▶ [Work to complete]:
Copy out the lines that have "macromolecules" in them.

▶ [Given information]:
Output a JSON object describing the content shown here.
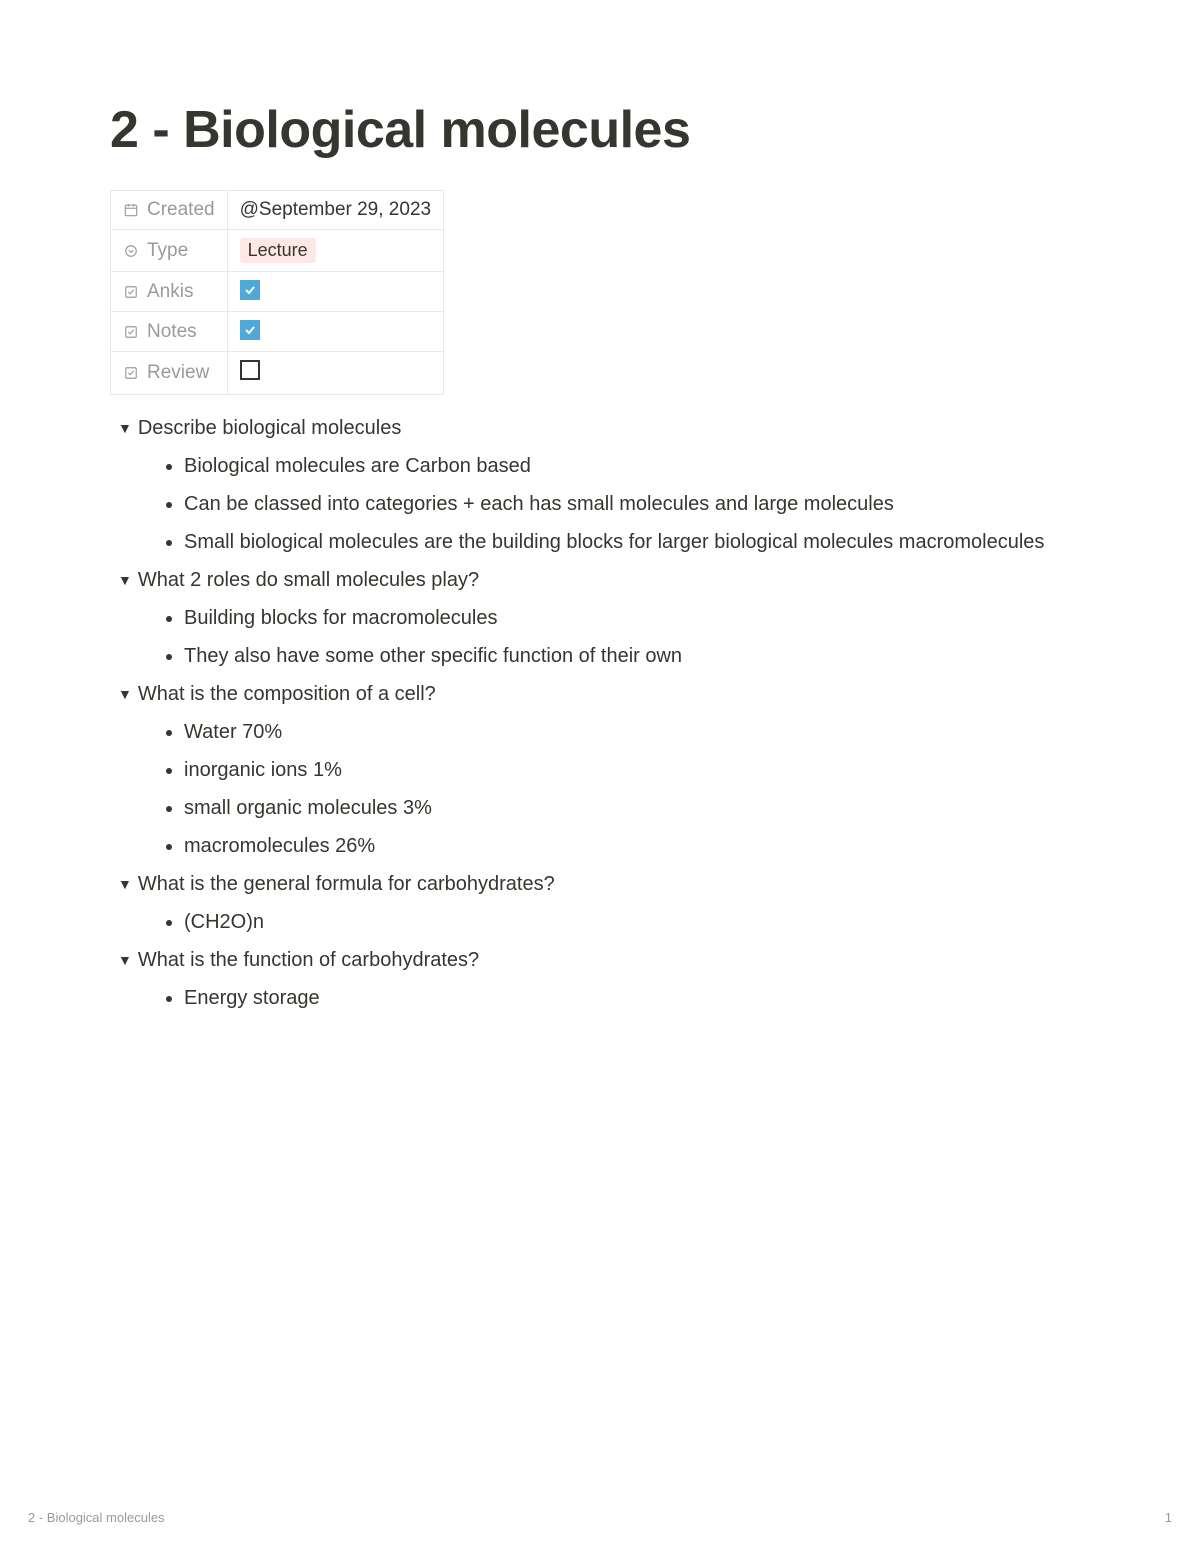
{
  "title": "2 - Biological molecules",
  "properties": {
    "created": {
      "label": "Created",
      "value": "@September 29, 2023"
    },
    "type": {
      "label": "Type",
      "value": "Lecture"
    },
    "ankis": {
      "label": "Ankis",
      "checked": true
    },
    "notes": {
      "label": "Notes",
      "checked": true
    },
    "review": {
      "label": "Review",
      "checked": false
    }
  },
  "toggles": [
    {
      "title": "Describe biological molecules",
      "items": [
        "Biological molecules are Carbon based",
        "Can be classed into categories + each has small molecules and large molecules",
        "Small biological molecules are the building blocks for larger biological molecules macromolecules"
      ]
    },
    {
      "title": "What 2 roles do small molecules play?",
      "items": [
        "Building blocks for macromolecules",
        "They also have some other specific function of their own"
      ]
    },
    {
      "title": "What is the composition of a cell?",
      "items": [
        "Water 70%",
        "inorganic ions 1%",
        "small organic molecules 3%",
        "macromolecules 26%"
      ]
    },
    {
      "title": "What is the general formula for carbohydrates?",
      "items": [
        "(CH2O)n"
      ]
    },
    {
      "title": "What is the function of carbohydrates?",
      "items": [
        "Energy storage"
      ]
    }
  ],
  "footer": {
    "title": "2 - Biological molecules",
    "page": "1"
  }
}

* * *

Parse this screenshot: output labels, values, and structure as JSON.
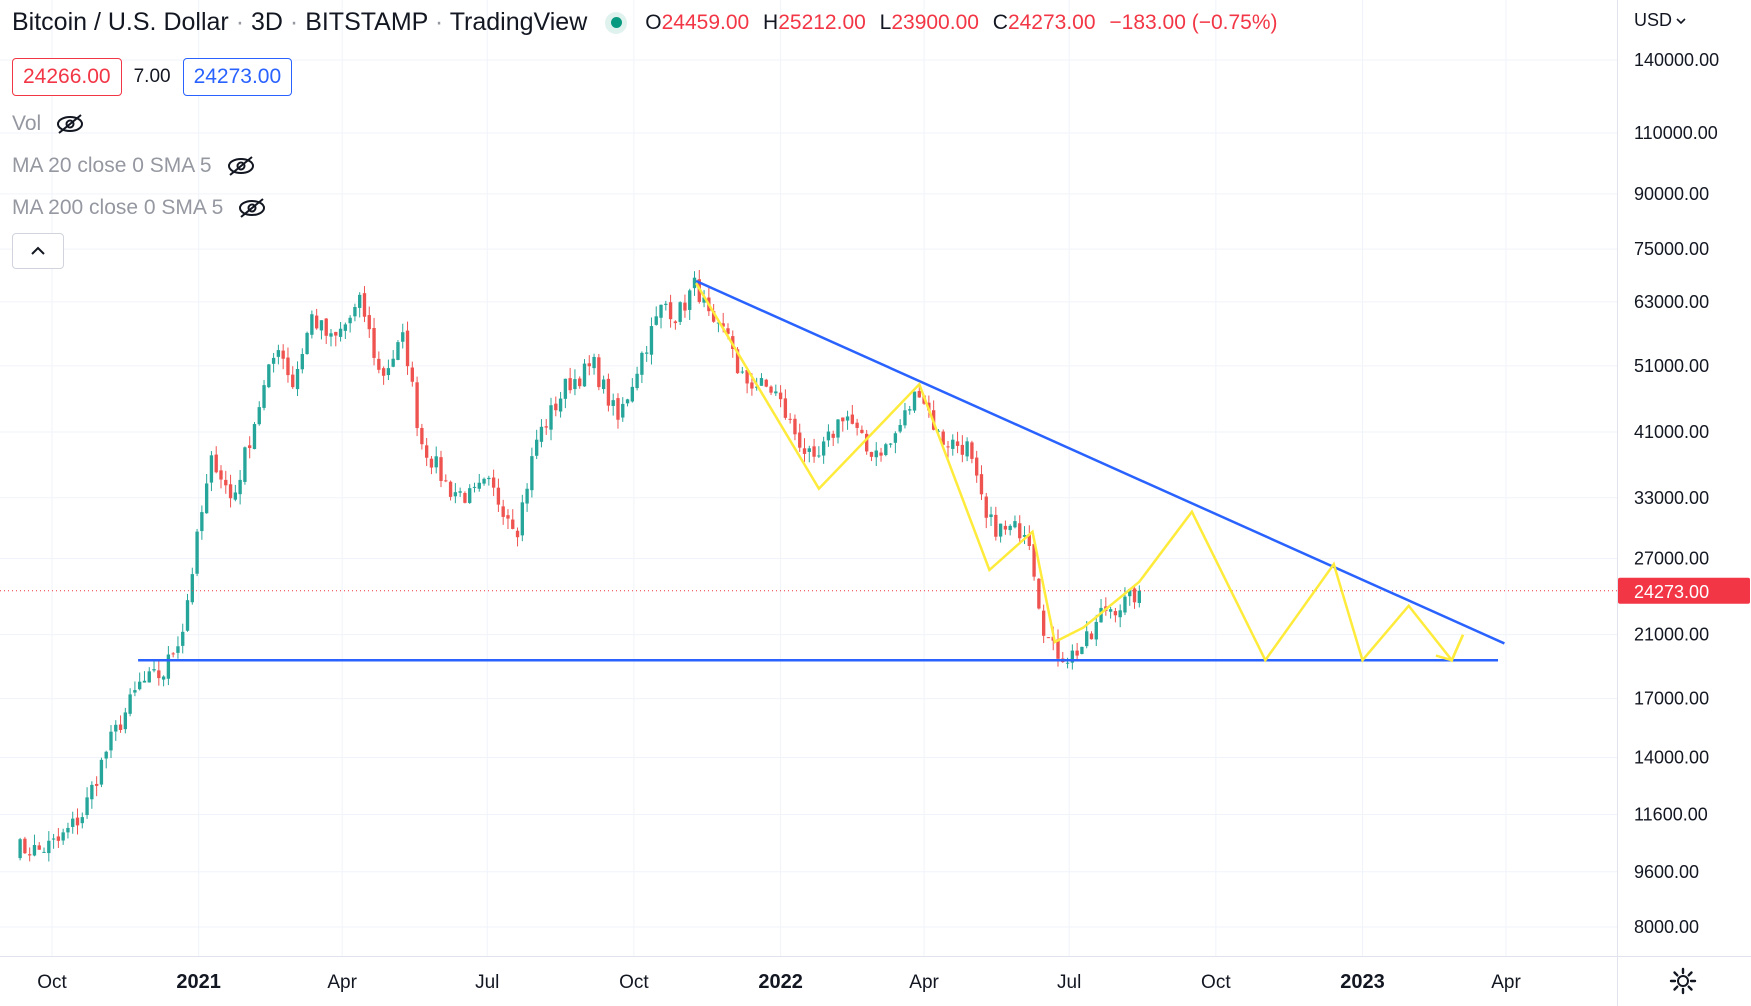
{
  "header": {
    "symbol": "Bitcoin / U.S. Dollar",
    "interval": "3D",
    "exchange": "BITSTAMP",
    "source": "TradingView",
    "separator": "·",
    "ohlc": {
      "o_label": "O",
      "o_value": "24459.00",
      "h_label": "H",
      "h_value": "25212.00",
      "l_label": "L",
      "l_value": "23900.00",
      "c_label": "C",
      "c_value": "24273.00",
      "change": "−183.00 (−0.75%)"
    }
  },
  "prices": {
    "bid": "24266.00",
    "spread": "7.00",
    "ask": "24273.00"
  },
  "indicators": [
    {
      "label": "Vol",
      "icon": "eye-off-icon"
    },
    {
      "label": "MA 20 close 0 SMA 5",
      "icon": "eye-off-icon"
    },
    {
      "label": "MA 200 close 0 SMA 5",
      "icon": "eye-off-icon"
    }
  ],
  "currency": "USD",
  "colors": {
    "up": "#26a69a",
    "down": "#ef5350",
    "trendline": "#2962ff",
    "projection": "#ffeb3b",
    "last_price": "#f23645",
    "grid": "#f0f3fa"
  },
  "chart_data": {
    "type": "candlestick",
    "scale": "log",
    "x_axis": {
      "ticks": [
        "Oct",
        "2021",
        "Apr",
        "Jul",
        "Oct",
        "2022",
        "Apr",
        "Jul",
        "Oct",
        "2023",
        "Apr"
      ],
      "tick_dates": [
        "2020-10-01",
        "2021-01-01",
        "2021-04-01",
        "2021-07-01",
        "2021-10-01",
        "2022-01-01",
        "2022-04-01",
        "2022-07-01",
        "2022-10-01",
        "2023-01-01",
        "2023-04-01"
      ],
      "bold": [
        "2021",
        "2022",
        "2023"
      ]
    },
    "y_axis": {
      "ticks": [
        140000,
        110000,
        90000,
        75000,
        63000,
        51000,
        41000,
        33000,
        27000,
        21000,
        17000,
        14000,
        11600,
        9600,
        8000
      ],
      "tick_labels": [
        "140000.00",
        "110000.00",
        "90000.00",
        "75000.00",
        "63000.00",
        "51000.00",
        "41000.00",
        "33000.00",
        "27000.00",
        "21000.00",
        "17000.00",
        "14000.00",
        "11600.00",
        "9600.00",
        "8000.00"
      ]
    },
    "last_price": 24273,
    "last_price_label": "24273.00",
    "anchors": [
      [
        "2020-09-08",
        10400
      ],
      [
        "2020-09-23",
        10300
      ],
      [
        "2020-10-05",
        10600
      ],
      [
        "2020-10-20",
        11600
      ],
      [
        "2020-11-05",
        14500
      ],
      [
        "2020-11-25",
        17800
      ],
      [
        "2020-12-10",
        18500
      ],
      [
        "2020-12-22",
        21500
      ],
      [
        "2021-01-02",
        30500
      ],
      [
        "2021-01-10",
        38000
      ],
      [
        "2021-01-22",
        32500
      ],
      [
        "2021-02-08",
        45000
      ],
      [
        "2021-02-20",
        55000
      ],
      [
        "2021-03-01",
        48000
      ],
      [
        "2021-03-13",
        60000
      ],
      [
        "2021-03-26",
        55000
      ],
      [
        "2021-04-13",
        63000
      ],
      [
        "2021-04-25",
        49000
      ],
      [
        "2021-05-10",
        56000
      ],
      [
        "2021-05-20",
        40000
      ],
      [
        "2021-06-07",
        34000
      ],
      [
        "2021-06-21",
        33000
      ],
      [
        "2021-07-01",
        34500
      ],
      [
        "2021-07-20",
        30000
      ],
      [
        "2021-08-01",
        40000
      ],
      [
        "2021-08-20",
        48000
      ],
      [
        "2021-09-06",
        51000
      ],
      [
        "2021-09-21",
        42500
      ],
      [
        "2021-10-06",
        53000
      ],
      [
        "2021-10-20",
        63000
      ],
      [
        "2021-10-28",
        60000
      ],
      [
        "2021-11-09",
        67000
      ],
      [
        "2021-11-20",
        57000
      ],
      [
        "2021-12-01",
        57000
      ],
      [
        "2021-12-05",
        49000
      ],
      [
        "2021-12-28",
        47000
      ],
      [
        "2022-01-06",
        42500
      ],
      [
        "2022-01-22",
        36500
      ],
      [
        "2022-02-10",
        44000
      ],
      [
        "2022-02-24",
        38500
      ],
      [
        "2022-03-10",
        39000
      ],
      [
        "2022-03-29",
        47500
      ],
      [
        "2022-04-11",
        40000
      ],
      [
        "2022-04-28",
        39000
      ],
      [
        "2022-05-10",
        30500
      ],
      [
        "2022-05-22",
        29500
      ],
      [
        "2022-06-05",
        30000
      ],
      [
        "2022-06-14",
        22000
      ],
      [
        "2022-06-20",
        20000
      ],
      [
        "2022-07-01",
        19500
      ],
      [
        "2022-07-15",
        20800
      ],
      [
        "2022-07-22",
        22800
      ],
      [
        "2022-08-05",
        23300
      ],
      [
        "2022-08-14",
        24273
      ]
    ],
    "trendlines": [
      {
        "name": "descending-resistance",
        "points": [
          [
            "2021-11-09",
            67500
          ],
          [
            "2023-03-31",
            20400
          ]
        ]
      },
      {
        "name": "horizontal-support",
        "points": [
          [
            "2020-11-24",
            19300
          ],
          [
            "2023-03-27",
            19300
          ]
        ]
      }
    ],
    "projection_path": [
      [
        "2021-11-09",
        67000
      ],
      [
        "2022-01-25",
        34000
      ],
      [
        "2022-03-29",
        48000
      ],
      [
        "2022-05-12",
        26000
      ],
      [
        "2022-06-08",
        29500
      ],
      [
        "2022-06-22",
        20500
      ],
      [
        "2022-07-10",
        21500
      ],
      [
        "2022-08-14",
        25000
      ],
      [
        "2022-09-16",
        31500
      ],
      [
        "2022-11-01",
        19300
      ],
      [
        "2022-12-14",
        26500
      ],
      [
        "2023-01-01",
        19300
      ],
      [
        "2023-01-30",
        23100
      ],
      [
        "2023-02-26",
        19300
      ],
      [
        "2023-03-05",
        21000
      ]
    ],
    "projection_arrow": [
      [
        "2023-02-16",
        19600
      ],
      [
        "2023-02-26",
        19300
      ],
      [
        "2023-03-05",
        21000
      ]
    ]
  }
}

▶ [Final result]:
        "Small biological molecules are the building blocks for larger biological molecules macromolecules"
        "Building blocks for macromolecules",
        "macromolecules 26%"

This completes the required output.